**Data shown**
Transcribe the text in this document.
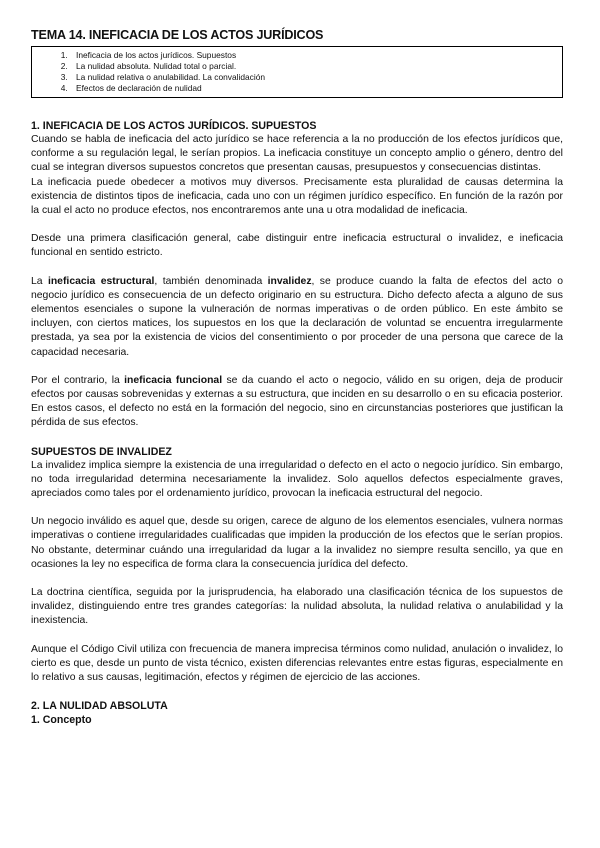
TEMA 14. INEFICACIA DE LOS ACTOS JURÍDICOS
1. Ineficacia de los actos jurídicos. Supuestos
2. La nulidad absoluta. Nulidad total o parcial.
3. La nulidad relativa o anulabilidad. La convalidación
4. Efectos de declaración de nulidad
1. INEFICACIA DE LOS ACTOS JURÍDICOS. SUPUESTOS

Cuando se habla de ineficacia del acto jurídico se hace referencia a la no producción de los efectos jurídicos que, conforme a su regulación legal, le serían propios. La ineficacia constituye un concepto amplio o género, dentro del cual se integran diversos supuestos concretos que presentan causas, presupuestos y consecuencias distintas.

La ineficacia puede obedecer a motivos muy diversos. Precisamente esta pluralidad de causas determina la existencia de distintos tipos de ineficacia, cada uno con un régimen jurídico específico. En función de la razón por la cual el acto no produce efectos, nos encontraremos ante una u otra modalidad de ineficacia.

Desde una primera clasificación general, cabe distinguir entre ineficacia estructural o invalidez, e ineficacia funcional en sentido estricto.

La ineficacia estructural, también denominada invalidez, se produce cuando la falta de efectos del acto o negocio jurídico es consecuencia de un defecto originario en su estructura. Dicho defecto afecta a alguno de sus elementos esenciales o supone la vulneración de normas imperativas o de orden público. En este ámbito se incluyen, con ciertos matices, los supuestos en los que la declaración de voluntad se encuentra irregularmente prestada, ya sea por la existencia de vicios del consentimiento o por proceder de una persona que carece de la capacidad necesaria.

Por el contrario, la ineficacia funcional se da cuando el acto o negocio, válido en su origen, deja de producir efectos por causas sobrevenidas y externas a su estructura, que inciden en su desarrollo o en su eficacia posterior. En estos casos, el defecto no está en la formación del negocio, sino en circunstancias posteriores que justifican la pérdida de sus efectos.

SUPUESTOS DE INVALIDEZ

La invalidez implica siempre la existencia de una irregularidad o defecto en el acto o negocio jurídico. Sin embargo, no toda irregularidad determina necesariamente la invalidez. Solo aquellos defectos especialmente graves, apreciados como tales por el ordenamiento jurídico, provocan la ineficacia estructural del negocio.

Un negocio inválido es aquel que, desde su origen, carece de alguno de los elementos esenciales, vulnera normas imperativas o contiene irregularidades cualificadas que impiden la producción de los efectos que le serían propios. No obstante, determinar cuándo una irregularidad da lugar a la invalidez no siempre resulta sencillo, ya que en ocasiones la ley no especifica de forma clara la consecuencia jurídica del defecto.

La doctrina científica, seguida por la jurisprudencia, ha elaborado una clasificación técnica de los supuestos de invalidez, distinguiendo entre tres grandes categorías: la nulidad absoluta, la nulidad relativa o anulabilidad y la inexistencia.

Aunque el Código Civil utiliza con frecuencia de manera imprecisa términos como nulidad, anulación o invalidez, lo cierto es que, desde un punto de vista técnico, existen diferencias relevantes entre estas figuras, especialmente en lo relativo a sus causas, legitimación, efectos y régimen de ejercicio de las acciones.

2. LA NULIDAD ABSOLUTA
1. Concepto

--

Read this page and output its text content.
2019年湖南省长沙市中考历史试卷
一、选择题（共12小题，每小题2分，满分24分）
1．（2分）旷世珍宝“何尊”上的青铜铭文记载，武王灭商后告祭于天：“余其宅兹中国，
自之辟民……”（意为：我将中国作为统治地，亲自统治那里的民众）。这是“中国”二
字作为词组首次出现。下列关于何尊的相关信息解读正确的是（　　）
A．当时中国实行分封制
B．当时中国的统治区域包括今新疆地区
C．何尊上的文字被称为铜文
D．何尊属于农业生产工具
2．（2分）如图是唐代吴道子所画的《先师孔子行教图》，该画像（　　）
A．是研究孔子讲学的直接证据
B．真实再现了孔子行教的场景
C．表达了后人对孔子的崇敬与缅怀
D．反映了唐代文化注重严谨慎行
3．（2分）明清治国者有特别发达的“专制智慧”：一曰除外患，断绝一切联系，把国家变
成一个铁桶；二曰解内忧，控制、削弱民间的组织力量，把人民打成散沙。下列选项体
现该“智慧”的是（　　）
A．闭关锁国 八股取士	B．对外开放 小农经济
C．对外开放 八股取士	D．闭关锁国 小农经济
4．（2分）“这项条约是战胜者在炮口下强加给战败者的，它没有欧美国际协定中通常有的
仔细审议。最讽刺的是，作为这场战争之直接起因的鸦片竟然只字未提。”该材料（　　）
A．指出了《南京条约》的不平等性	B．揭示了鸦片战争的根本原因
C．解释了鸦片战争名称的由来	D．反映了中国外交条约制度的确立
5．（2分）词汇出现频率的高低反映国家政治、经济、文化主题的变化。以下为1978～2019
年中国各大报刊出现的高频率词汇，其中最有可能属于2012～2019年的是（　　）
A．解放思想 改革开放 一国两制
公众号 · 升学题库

**Requirement**
Only the number is needed here: how many lines of the records contain "carece"?

**Solution for this problem**
2